** begin **

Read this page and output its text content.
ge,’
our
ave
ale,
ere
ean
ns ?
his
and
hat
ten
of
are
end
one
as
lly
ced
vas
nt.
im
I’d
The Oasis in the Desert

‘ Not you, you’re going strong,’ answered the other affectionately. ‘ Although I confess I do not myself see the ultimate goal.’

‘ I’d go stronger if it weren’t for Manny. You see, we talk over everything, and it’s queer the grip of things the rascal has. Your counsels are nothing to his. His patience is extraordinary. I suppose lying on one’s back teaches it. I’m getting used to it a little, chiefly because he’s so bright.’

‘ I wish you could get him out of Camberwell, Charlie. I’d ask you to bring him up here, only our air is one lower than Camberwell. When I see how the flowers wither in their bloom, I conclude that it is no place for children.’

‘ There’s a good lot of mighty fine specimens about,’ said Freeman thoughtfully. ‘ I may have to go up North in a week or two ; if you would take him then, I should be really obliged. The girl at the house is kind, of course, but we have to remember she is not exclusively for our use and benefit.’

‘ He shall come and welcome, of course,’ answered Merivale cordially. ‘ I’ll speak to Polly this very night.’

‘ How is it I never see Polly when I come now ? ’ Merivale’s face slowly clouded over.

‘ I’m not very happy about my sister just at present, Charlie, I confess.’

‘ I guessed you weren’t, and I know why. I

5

** end **

- **WORK TO COMPLETE**: Above are the records; retype them all without a single difference.

- **TASK SOLUTION**:
Read this page and output its text content.
ge,’
our
ave
ale,
ere
ean
ns ?
his
and
hat
ten
of
are
end
one
as
lly
ced
vas
nt.
im
I’d
The Oasis in the Desert

‘ Not you, you’re going strong,’ answered the other affectionately. ‘ Although I confess I do not myself see the ultimate goal.’

‘ I’d go stronger if it weren’t for Manny. You see, we talk over everything, and it’s queer the grip of things the rascal has. Your counsels are nothing to his. His patience is extraordinary. I suppose lying on one’s back teaches it. I’m getting used to it a little, chiefly because he’s so bright.’

‘ I wish you could get him out of Camberwell, Charlie. I’d ask you to bring him up here, only our air is one lower than Camberwell. When I see how the flowers wither in their bloom, I conclude that it is no place for children.’

‘ There’s a good lot of mighty fine specimens about,’ said Freeman thoughtfully. ‘ I may have to go up North in a week or two ; if you would take him then, I should be really obliged. The girl at the house is kind, of course, but we have to remember she is not exclusively for our use and benefit.’

‘ He shall come and welcome, of course,’ answered Merivale cordially. ‘ I’ll speak to Polly this very night.’

‘ How is it I never see Polly when I come now ? ’ Merivale’s face slowly clouded over.

‘ I’m not very happy about my sister just at present, Charlie, I confess.’

‘ I guessed you weren’t, and I know why. I

5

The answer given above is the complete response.